== DATASET CONTENT ==
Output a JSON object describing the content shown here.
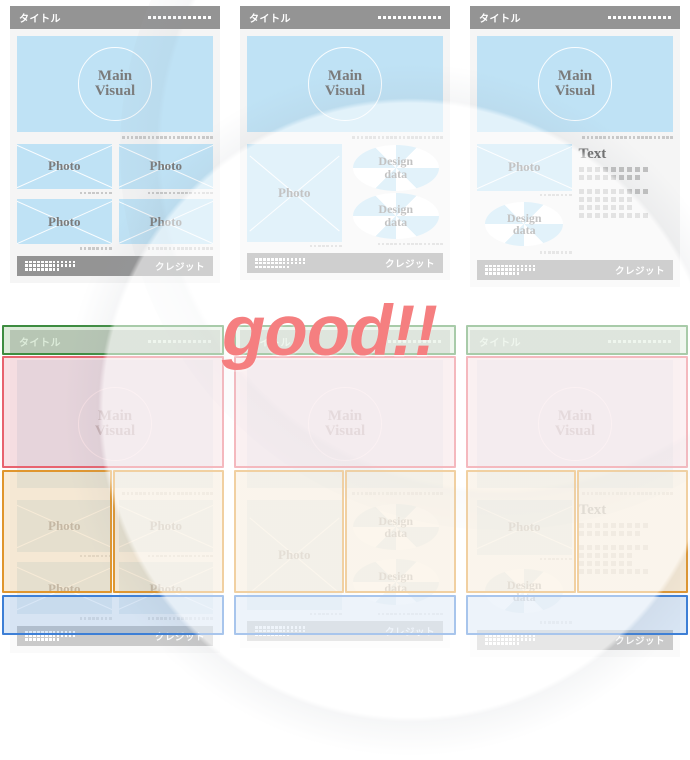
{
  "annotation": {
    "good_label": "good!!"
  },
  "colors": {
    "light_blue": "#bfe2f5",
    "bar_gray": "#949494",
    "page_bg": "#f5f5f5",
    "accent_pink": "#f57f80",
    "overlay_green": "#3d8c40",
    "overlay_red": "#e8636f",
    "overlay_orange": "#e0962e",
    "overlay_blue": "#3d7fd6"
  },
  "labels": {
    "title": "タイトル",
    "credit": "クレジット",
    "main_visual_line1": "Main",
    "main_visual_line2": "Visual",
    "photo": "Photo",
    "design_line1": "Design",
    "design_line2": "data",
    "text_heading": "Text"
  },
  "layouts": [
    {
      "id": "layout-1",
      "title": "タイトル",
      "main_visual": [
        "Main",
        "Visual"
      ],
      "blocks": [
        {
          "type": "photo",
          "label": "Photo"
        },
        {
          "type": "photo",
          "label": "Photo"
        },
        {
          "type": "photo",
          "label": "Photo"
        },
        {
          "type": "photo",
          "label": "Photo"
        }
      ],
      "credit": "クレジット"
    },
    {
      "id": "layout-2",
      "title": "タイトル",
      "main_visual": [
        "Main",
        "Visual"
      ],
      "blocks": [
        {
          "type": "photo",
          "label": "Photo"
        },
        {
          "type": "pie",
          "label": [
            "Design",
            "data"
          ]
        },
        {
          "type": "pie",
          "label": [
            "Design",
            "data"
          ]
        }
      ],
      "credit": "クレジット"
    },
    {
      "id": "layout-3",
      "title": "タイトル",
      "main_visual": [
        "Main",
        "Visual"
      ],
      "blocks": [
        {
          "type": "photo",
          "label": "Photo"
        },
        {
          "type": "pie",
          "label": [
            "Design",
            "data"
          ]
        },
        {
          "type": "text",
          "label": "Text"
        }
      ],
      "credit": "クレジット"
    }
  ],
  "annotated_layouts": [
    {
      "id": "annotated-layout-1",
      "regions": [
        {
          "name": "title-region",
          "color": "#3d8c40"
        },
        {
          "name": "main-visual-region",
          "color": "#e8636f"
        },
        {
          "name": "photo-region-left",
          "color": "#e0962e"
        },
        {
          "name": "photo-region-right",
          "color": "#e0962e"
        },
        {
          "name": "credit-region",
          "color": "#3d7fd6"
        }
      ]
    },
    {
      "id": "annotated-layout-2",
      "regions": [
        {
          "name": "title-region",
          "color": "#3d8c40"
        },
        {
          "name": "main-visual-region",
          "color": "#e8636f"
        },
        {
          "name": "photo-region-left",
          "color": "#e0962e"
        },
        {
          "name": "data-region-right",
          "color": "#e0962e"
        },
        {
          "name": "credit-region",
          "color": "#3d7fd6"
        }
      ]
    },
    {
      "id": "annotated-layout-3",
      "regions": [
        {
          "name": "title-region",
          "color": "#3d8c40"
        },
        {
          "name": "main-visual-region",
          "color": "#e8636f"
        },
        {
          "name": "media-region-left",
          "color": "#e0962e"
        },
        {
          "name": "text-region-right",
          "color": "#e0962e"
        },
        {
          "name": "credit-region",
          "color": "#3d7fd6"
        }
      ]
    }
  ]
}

---

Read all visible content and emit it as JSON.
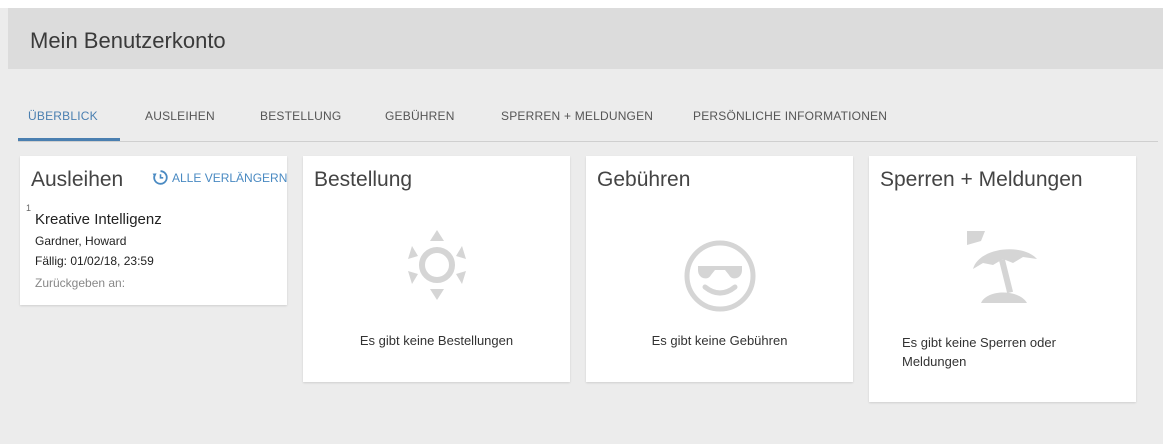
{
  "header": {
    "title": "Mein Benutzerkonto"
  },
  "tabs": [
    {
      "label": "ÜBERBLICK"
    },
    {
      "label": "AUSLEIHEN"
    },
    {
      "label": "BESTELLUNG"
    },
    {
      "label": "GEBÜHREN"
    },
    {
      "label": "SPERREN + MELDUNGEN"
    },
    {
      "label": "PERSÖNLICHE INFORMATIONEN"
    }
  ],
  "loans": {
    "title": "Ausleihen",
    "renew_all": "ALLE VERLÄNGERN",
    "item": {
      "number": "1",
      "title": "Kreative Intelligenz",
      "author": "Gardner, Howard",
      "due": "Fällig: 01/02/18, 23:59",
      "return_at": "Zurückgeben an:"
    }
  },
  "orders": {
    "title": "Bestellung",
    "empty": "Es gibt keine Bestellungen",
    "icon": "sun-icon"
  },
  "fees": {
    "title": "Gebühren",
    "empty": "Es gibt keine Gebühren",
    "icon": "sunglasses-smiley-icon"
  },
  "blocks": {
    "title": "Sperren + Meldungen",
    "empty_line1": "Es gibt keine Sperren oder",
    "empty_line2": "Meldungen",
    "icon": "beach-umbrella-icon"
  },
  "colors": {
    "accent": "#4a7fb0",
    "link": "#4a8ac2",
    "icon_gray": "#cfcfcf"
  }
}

== WHAT YOU HAVE TO DO ==
Filter the listing for the word "gibt" and copy every line that holds it.

== IN RESPONSE ==
    "empty": "Es gibt keine Bestellungen",
    "empty": "Es gibt keine Gebühren",
    "empty_line1": "Es gibt keine Sperren oder",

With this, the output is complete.